** Aufgaben **
[A] Prüfe, ob die folgenden Aussagen mit dem Text über Abschiedsworte übereinstimmen, und belege jede Antwort (ja oder nein) mit einem wörtlichen Zitat. (i) Die schreibende Person war kürzlich zweimal an einer Beerdigung. (ii) Die schreibende Person hat drei Kinder. (iii) Die Formulierung «Sie schenkte ihm zwei Kinder» empfindet die schreibende Person als passend.
[B] Schreibe den Text über Abschiedsworte im Anschluss an seinen letzten Satz weiter.

** Textauszug **
§

Die Frage, ob jemand ein guter Mensch ist, ist gar nicht so leicht zu beantworten. Die Frage an sich aber finde ich sehr interessant.

Abschiedsworte

Kürzlich war ich gleich zweimal an einer Beerdigung. Dabei ist es üblich, dass von den Verstorbenen während der Abschiedsfeier ein Lebenslauf vorgetragen wird. Manchmal sind diese Texte etwas kürzer, manchmal aber auch länger. Und dann sind oft mehr oder weniger gleiche Sätze zu hören: «Sie verbrachte zusammen mit ihren drei Geschwistern eine glückliche Jugend» … «Er war stets hilfsbereit und in seinem Freundeskreis äusserst beliebt» … «Seinen Kindern war er ein vorbildlicher Vater» … «Sie war eine stets zuverlässige Mitarbeiterin» … Und nicht selten ist dann auch noch Folgendes zu hören: «Seine Frau schenkte ihm zwei Kinder» …

Wenn bei einer Abdankungsfeier ein Lebenslauf vorgetragen wird, klingt das also meist so, als ob gerade ein Heiliger oder ein Engel gestorben wäre. Nach diesen beiden Beerdigungen habe ich mir die Frage gestellt, wie es wohl einmal an meiner Beerdigung klingen wird. Wer würde meinen Lebenslauf erzählen? Und was würde dabei erzählt?

Bin ich ein guter Mensch?

Kinder sind ein gegenseitiges Geschenk

Doch davon später, zuerst muss ich unbedingt etwas zur Formulierung «Sie schenkte ihm zwei Kinder» loswerden. Diese Formulierung hat mich schon immer sehr irritiert. Heisst das also, dass jedes neugeborene Kind ein Geschenk der Frau an den Erzeuger ist? Gebären denn Frauen nur Kinder, damit sie ihren Männern ein Geschenk machen können? Oder ist das eine Formulierung aus längst vergangenen Tagen, an denen eine Bäuerin unbedingt einen Sohn gebären musste, um die Zukunft des Hofes zu sichern oder in vielen Königshäusern sehnlichst auf einen männlichen Nachfolger gehofft wurde?

Also ich hoffe doch schwer, dass niemand auf die Idee kommt, an meiner Beerdigung zu erzählen, dass meine Frau mir zwei Kinder geschenkt hat. Ich habe zwei Kinder, doch meine Frau hat mir diese nicht geschenkt. Wir beide zusammen wollten diese Kinder, wir haben sie zusammen gezeugt und auch zusammen aufgezogen. Somit würde ich es eher als ein gegenseitiges Geschenk bezeichnen, die Freude meiner Frau an den Kindern war nämlich zumindest gleich gross wie meine Freude. Dass Männer «nur» zeugen und nicht gebären können, liegt in der Natur der Sache. Immerhin kann ein Mann seine Partnerin während der Schwangerschaft und bei der Geburt unterstützen sowie bei der Erziehung und Pflege der Kinder gleichermassen Verantwortung übernehmen. Und ich glaube, das habe ich auch getan.

§

** Vorliegende Angaben **
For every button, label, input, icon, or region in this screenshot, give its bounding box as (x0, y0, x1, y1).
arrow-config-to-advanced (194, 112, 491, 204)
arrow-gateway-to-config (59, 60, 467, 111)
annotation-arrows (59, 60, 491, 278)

§

** Lösungen **
[A]
(i) Ja: „Kürzlich war ich gleich zweimal an einer Beerdigung.“
(ii) Nein: „Ich habe zwei Kinder“
(iii) Nein: „Diese Formulierung hat mich schon immer sehr irritiert.“

[B]
Gut und Böse

Und nun zurück zu den Sätzen, die mit Superlativen gespickt sind («glückliche Jugend, immer hilfsbereit, äusserst beliebt, stets zuverlässig» etc.). Klar gibt es Menschen, die eine glückliche Jugend hatten, die gute Väter waren, ganz tolle Mitarbeiterinnen und fast überall beliebt waren. Doch ist das nicht manchmal alles ein wenig Schönrederei?

«(...) ist es okay, wenn nach dem Tod eines Menschen nur seine guten Seiten erwähnt werden und der Rest verschwiegen wird?»
Albin Rohrer

Man weiss doch, dass es auch Verstorbene gibt, die etwas schwierig waren im Umgang und die man nachträglich nicht unbedingt als Engel oder Heilige bezeichnen kann. Wir wissen ja auch, dass es in der Welt und unter Menschen nebst viel gutem auch Geiz, Neid, Hass oder Eifersucht gibt. Es gibt Menschen, die lügen und betrügen, die für andere keine Verantwortung übernehmen und ziemlich egoistisch durchs Leben gehen. Es gibt bekanntlich viel Leid und Schmerz in der Welt von Menschen ausgelöstes Leid und ebenso menschengemachter Schmerz. Müsste das an Beerdigungen nicht doch auch erwähnt werden oder ist es okay, wenn nach dem Tod eines Menschen nur seine guten Seiten erwähnt werden und der Rest verschwiegen wird?

Erliches Selbstbild

Was wird einmal an meiner Beerdigung erzählt? Auch nur Gutes? Ein Heiliger oder ein Engel war ich nämlich nicht, auch war meine Jugendzeit nicht immer nur glücklich, ebenso mochten mich nicht immer alle, die mit mir zu tun hatten. Freundlich war ich auch nicht immer, vor allem dann, wenn ich in meine Gedanken versunken etwas achtlos durch die Gegend lief. Als 12-Jähriger habe ich zudem einmal an einem Kiosk zwei Mars und einen Mohrenkopf geklaut. Oft habe ich auch geflucht, beim Spielen zum Beispiel, wenn ich das Gefühl hatte, wieder einmal beim Würfeln Pech gehabt zu haben. Ab und zu habe ich sogar gelogen, wenn es darum ging, mir durch eine kleine Schummelei einen Vorteil verschaffen zu können. Ich habe mich auch – vor allem an der Fasnacht – mehrmals betrunken, zudem beging ich noch weitere kleinere und auch ein paar wenige mittelschwere Sünden, über die ich hier jetzt aber nicht reden möchte …

Also ein Heiliger war ich definitiv nicht! Dafür aber war mein Leben sicher nicht so langweilig wie dasjenige eines kastrierten Hamsters in einer mit Sägemehl gefüllten Holzkiste. Ich habe übrigens auch schon daran gedacht, den Lebenslauf für meine Beerdigung frühzeitig selber zu verfassen, damit dieser beizeiten den wahren Begebenheiten entspricht.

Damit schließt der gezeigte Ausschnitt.